— Records provided —
○ ○ ○ ○

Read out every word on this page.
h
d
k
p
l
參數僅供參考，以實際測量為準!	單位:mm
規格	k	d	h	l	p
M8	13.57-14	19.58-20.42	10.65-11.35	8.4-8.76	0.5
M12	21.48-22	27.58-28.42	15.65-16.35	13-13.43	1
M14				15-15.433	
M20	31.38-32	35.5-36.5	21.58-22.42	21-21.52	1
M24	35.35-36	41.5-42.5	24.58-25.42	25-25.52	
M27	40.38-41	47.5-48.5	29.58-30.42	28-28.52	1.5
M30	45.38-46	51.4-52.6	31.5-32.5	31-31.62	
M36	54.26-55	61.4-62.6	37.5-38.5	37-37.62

○ ○ ○ ○

— Aim —
Extract all lines as given.

— Solved problem —
Read out every word on this page.
h
d
k
p
l
參數僅供參考，以實際測量為準!	單位:mm
規格	k	d	h	l	p
M8	13.57-14	19.58-20.42	10.65-11.35	8.4-8.76	0.5
M12	21.48-22	27.58-28.42	15.65-16.35	13-13.43	1
M14				15-15.433	
M20	31.38-32	35.5-36.5	21.58-22.42	21-21.52	1
M24	35.35-36	41.5-42.5	24.58-25.42	25-25.52	
M27	40.38-41	47.5-48.5	29.58-30.42	28-28.52	1.5
M30	45.38-46	51.4-52.6	31.5-32.5	31-31.62	
M36	54.26-55	61.4-62.6	37.5-38.5	37-37.62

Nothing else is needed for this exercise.